## [Stated task]
Keep only the lines of the listing that include the word "Comité", and copy them.

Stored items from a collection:
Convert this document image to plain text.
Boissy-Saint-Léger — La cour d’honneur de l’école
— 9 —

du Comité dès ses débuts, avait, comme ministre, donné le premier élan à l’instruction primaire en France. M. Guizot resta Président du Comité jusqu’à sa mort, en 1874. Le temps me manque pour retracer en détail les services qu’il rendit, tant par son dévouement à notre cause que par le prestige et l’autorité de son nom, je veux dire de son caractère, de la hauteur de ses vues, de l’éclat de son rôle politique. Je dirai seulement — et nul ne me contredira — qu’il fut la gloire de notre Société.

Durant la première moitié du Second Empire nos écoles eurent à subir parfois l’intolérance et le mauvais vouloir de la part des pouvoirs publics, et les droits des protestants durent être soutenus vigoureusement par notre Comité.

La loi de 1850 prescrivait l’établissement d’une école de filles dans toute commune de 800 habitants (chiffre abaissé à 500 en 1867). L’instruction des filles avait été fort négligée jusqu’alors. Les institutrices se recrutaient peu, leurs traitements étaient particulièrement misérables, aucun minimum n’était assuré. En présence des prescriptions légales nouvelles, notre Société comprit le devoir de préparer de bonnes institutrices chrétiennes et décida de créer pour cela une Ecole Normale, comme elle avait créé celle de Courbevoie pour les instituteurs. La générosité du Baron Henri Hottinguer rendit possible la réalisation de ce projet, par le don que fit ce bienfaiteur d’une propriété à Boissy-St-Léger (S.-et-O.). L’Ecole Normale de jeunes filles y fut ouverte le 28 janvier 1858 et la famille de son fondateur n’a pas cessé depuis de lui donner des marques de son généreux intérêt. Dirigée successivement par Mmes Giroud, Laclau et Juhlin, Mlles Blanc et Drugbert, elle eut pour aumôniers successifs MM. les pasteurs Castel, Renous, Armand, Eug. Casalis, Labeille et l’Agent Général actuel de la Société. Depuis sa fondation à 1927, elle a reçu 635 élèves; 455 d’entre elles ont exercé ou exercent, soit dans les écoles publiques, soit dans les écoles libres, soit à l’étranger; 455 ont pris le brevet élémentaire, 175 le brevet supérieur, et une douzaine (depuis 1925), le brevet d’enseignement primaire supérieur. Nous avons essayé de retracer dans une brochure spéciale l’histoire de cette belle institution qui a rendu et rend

## [Complete answer]
du Comité dès ses débuts, avait, comme ministre, donné le premier élan à l’instruction primaire en France. M. Guizot resta Président du Comité jusqu’à sa mort, en 1874. Le temps me manque pour retracer en détail les services qu’il rendit, tant par son dévouement à notre cause que par le prestige et l’autorité de son nom, je veux dire de son caractère, de la hauteur de ses vues, de l’éclat de son rôle politique. Je dirai seulement — et nul ne me contredira — qu’il fut la gloire de notre Société.
Durant la première moitié du Second Empire nos écoles eurent à subir parfois l’intolérance et le mauvais vouloir de la part des pouvoirs publics, et les droits des protestants durent être soutenus vigoureusement par notre Comité.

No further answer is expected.